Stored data
================

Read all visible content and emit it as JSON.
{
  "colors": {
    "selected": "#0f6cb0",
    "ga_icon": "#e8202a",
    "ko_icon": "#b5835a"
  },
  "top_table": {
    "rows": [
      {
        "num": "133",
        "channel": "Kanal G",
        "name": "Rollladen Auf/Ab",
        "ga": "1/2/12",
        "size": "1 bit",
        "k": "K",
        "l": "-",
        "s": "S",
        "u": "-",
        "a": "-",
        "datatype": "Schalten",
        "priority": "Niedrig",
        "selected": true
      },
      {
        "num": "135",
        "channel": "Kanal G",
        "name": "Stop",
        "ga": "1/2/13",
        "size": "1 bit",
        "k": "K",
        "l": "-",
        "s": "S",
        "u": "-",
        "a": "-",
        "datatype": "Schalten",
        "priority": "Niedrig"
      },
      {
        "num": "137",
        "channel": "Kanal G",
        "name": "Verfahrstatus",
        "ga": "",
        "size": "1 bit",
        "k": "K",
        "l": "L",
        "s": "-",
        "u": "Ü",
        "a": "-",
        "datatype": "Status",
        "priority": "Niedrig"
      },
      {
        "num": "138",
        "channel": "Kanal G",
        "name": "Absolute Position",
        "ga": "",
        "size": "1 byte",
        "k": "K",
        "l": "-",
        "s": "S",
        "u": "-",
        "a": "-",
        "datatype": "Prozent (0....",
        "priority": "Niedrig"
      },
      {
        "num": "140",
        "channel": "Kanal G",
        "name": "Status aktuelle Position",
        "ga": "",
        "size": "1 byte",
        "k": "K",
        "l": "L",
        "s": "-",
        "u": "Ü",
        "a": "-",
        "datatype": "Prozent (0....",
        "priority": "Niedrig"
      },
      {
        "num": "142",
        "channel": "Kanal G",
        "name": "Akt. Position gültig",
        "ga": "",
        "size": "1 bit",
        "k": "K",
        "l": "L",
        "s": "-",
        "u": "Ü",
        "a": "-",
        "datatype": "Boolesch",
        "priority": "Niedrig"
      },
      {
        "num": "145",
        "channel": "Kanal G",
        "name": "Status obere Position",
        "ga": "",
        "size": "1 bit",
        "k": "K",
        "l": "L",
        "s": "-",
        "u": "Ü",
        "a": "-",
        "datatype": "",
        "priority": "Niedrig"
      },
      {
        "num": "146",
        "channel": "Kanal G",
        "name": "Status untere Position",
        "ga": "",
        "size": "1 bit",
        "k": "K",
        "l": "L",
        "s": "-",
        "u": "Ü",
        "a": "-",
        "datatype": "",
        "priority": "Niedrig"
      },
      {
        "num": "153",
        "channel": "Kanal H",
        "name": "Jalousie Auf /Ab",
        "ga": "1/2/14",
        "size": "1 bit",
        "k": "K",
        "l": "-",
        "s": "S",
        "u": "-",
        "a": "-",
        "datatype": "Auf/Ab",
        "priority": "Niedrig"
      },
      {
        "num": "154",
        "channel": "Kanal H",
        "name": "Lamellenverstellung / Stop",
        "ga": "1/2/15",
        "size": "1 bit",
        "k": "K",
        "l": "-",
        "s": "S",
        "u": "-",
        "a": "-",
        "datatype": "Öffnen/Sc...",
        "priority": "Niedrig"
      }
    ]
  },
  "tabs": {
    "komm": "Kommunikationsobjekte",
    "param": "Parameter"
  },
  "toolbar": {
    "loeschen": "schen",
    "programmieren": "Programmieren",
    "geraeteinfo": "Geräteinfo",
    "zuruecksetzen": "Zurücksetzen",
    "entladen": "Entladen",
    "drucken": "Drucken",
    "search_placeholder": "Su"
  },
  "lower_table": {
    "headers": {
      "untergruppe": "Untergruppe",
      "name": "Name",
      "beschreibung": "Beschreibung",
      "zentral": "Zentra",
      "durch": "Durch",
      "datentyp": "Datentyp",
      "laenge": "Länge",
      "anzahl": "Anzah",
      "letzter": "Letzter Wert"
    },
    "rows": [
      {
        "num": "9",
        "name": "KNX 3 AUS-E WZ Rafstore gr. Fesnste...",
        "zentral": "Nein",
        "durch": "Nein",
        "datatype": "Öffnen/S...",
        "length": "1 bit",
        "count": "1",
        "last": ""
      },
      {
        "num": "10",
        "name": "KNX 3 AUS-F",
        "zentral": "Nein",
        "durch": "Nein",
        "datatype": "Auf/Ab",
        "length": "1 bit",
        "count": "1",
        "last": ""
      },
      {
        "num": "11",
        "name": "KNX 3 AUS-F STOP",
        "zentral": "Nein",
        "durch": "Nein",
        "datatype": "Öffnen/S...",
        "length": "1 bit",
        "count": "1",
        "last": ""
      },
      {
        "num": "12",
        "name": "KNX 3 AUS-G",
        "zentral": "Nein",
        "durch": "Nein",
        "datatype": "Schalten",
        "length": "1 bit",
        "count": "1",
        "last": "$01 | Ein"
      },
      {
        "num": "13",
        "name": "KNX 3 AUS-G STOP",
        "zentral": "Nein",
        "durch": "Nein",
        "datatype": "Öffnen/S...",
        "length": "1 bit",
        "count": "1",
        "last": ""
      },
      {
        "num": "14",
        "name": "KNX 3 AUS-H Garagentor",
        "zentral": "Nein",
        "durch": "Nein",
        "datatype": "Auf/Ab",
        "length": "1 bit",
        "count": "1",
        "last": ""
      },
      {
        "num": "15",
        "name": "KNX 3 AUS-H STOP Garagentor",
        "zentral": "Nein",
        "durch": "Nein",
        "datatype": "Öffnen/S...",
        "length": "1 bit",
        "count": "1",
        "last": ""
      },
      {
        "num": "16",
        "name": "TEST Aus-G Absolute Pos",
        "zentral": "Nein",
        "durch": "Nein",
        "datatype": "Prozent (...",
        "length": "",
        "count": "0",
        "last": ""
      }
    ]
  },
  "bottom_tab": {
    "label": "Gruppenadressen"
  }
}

================

◆ **What is needed**
Extract the data exactly as given.

◆ **Finished answer**
Read all visible content and emit it as JSON.
{
  "colors": {
    "selected": "#0f6cb0",
    "ga_icon": "#e8202a",
    "ko_icon": "#b5835a"
  },
  "top_table": {
    "rows": [
      {
        "num": "133",
        "channel": "Kanal G",
        "name": "Rollladen Auf/Ab",
        "ga": "1/2/12",
        "size": "1 bit",
        "k": "K",
        "l": "-",
        "s": "S",
        "u": "-",
        "a": "-",
        "datatype": "Schalten",
        "priority": "Niedrig",
        "selected": true
      },
      {
        "num": "135",
        "channel": "Kanal G",
        "name": "Stop",
        "ga": "1/2/13",
        "size": "1 bit",
        "k": "K",
        "l": "-",
        "s": "S",
        "u": "-",
        "a": "-",
        "datatype": "Schalten",
        "priority": "Niedrig"
      },
      {
        "num": "137",
        "channel": "Kanal G",
        "name": "Verfahrstatus",
        "ga": "",
        "size": "1 bit",
        "k": "K",
        "l": "L",
        "s": "-",
        "u": "Ü",
        "a": "-",
        "datatype": "Status",
        "priority": "Niedrig"
      },
      {
        "num": "138",
        "channel": "Kanal G",
        "name": "Absolute Position",
        "ga": "",
        "size": "1 byte",
        "k": "K",
        "l": "-",
        "s": "S",
        "u": "-",
        "a": "-",
        "datatype": "Prozent (0....",
        "priority": "Niedrig"
      },
      {
        "num": "140",
        "channel": "Kanal G",
        "name": "Status aktuelle Position",
        "ga": "",
        "size": "1 byte",
        "k": "K",
        "l": "L",
        "s": "-",
        "u": "Ü",
        "a": "-",
        "datatype": "Prozent (0....",
        "priority": "Niedrig"
      },
      {
        "num": "142",
        "channel": "Kanal G",
        "name": "Akt. Position gültig",
        "ga": "",
        "size": "1 bit",
        "k": "K",
        "l": "L",
        "s": "-",
        "u": "Ü",
        "a": "-",
        "datatype": "Boolesch",
        "priority": "Niedrig"
      },
      {
        "num": "145",
        "channel": "Kanal G",
        "name": "Status obere Position",
        "ga": "",
        "size": "1 bit",
        "k": "K",
        "l": "L",
        "s": "-",
        "u": "Ü",
        "a": "-",
        "datatype": "",
        "priority": "Niedrig"
      },
      {
        "num": "146",
        "channel": "Kanal G",
        "name": "Status untere Position",
        "ga": "",
        "size": "1 bit",
        "k": "K",
        "l": "L",
        "s": "-",
        "u": "Ü",
        "a": "-",
        "datatype": "",
        "priority": "Niedrig"
      },
      {
        "num": "153",
        "channel": "Kanal H",
        "name": "Jalousie Auf /Ab",
        "ga": "1/2/14",
        "size": "1 bit",
        "k": "K",
        "l": "-",
        "s": "S",
        "u": "-",
        "a": "-",
        "datatype": "Auf/Ab",
        "priority": "Niedrig"
      },
      {
        "num": "154",
        "channel": "Kanal H",
        "name": "Lamellenverstellung / Stop",
        "ga": "1/2/15",
        "size": "1 bit",
        "k": "K",
        "l": "-",
        "s": "S",
        "u": "-",
        "a": "-",
        "datatype": "Öffnen/Sc...",
        "priority": "Niedrig"
      }
    ]
  },
  "tabs": {
    "komm": "Kommunikationsobjekte",
    "param": "Parameter"
  },
  "toolbar": {
    "loeschen": "schen",
    "programmieren": "Programmieren",
    "geraeteinfo": "Geräteinfo",
    "zuruecksetzen": "Zurücksetzen",
    "entladen": "Entladen",
    "drucken": "Drucken",
    "search_placeholder": "Su"
  },
  "lower_table": {
    "headers": {
      "untergruppe": "Untergruppe",
      "name": "Name",
      "beschreibung": "Beschreibung",
      "zentral": "Zentra",
      "durch": "Durch",
      "datentyp": "Datentyp",
      "laenge": "Länge",
      "anzahl": "Anzah",
      "letzter": "Letzter Wert"
    },
    "rows": [
      {
        "num": "9",
        "name": "KNX 3 AUS-E WZ Rafstore gr. Fesnste...",
        "zentral": "Nein",
        "durch": "Nein",
        "datatype": "Öffnen/S...",
        "length": "1 bit",
        "count": "1",
        "last": ""
      },
      {
        "num": "10",
        "name": "KNX 3 AUS-F",
        "zentral": "Nein",
        "durch": "Nein",
        "datatype": "Auf/Ab",
        "length": "1 bit",
        "count": "1",
        "last": ""
      },
      {
        "num": "11",
        "name": "KNX 3 AUS-F STOP",
        "zentral": "Nein",
        "durch": "Nein",
        "datatype": "Öffnen/S...",
        "length": "1 bit",
        "count": "1",
        "last": ""
      },
      {
        "num": "12",
        "name": "KNX 3 AUS-G",
        "zentral": "Nein",
        "durch": "Nein",
        "datatype": "Schalten",
        "length": "1 bit",
        "count": "1",
        "last": "$01 | Ein"
      },
      {
        "num": "13",
        "name": "KNX 3 AUS-G STOP",
        "zentral": "Nein",
        "durch": "Nein",
        "datatype": "Öffnen/S...",
        "length": "1 bit",
        "count": "1",
        "last": ""
      },
      {
        "num": "14",
        "name": "KNX 3 AUS-H Garagentor",
        "zentral": "Nein",
        "durch": "Nein",
        "datatype": "Auf/Ab",
        "length": "1 bit",
        "count": "1",
        "last": ""
      },
      {
        "num": "15",
        "name": "KNX 3 AUS-H STOP Garagentor",
        "zentral": "Nein",
        "durch": "Nein",
        "datatype": "Öffnen/S...",
        "length": "1 bit",
        "count": "1",
        "last": ""
      },
      {
        "num": "16",
        "name": "TEST Aus-G Absolute Pos",
        "zentral": "Nein",
        "durch": "Nein",
        "datatype": "Prozent (...",
        "length": "",
        "count": "0",
        "last": ""
      }
    ]
  },
  "bottom_tab": {
    "label": "Gruppenadressen"
  }
}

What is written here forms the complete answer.